Please give again the records from the line with "Decompose this screenshot" to the line with "roof-panel-63111 (127, 140, 489, 283)", replacing "rear" with "back" and leaving everything else the same.

---------- GIVEN RECORDS ----------

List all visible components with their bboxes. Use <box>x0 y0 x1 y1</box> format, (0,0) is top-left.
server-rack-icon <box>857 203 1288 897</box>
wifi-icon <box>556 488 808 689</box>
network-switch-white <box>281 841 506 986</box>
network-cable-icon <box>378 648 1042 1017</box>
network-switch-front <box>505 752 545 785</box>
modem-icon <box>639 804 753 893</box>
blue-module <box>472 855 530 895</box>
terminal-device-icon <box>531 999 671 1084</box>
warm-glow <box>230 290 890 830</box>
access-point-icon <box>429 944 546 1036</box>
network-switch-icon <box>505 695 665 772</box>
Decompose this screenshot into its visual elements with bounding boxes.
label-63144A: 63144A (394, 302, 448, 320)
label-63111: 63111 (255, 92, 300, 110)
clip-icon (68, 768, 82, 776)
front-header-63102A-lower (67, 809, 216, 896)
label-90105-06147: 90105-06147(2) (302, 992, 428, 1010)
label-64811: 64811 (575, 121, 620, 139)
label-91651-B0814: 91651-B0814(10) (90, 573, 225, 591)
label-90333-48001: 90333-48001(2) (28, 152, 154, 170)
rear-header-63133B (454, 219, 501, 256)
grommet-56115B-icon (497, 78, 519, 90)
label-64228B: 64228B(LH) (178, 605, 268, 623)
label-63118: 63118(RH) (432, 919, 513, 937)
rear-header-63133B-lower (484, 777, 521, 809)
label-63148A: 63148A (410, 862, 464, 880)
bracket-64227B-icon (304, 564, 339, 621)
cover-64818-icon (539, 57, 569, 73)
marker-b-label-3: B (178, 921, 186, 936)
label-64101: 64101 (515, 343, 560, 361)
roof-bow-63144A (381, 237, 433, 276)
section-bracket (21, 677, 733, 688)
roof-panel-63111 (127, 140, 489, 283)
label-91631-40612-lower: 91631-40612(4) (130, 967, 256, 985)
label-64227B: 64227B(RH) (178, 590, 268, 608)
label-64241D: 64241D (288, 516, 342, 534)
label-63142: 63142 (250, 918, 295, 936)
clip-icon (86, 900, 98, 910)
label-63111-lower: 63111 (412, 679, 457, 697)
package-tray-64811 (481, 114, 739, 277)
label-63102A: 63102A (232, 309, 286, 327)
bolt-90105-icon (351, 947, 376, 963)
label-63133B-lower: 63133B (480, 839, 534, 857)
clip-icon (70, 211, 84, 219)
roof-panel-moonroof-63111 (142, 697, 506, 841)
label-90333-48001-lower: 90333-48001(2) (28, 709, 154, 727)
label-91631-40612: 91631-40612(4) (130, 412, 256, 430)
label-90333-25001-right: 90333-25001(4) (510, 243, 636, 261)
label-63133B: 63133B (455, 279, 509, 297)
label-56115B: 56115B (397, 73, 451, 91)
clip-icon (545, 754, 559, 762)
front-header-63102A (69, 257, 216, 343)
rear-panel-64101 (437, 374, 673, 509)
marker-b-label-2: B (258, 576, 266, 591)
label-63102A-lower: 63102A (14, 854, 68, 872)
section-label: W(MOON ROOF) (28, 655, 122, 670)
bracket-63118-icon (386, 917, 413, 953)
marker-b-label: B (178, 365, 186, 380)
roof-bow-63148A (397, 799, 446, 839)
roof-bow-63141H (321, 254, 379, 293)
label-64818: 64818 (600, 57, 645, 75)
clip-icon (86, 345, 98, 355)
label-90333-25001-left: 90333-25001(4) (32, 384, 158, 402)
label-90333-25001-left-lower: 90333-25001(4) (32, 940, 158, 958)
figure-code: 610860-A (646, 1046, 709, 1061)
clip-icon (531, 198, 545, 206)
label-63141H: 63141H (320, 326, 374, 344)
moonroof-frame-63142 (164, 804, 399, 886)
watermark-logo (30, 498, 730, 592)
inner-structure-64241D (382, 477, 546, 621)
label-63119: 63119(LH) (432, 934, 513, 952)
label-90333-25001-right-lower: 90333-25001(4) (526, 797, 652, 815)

----------
---------- GIVEN RECORDS ----------

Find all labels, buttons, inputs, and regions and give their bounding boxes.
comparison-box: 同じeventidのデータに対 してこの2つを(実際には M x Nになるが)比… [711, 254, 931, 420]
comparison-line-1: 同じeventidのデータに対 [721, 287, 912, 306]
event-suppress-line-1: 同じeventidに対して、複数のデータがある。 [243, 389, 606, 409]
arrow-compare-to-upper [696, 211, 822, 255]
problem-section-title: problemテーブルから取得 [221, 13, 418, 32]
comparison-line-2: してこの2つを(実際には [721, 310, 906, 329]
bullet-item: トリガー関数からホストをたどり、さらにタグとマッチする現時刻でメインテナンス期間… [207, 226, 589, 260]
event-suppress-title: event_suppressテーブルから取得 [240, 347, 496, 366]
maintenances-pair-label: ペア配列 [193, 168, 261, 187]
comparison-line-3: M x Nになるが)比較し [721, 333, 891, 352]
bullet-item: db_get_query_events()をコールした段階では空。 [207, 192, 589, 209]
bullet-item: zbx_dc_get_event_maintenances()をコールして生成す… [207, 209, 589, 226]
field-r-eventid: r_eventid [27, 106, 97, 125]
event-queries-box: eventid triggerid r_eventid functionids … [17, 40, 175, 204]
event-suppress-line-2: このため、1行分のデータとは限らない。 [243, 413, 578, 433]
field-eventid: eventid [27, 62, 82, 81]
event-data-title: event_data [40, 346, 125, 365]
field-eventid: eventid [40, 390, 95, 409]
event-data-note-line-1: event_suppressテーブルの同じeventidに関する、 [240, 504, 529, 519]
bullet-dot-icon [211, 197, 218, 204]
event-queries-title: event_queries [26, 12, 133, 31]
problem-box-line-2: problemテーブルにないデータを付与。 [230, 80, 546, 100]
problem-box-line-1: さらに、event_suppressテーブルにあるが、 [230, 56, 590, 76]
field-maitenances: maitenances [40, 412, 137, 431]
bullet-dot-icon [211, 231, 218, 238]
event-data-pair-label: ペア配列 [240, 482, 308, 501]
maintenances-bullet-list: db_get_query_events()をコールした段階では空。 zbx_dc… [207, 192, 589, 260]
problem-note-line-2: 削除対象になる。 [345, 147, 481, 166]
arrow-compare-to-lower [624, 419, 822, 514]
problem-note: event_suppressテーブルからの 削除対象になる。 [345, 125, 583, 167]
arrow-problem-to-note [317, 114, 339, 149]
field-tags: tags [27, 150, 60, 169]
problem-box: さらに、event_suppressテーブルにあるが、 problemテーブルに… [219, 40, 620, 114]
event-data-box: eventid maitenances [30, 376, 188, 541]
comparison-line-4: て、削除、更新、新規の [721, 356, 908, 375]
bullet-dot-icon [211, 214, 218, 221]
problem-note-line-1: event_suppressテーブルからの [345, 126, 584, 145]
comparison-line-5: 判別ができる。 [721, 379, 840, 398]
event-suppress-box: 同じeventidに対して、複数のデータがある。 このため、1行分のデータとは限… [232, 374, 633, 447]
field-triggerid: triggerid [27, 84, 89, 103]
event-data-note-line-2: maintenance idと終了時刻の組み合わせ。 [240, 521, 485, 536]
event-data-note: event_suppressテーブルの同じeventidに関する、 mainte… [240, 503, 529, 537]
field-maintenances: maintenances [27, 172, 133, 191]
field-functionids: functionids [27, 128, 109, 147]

----------
---------- GIVEN RECORDS ----------

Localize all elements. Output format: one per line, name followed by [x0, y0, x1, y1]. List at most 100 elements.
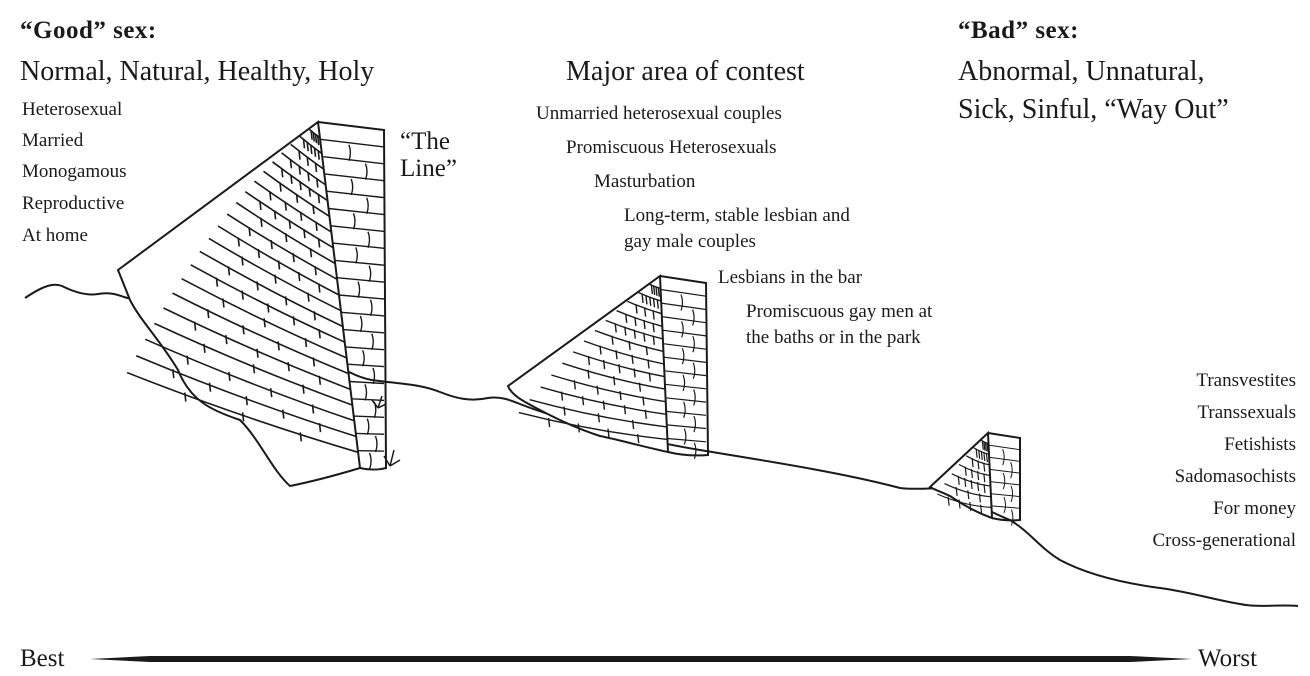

----------

SOLVED PROBLEM:
Decompose this screenshot into its visual elements with bounding boxes.
label-63144A: 63144A (394, 302, 448, 320)
label-63111: 63111 (255, 92, 300, 110)
clip-icon (68, 768, 82, 776)
front-header-63102A-lower (67, 809, 216, 896)
label-90105-06147: 90105-06147(2) (302, 992, 428, 1010)
label-64811: 64811 (575, 121, 620, 139)
label-91651-B0814: 91651-B0814(10) (90, 573, 225, 591)
label-90333-48001: 90333-48001(2) (28, 152, 154, 170)
back-header-63133B (454, 219, 501, 256)
grommet-56115B-icon (497, 78, 519, 90)
label-64228B: 64228B(LH) (178, 605, 268, 623)
label-63118: 63118(RH) (432, 919, 513, 937)
back-header-63133B-lower (484, 777, 521, 809)
label-63148A: 63148A (410, 862, 464, 880)
bracket-64227B-icon (304, 564, 339, 621)
cover-64818-icon (539, 57, 569, 73)
marker-b-label-3: B (178, 921, 186, 936)
label-64101: 64101 (515, 343, 560, 361)
roof-bow-63144A (381, 237, 433, 276)
section-bracket (21, 677, 733, 688)
roof-panel-63111 (127, 140, 489, 283)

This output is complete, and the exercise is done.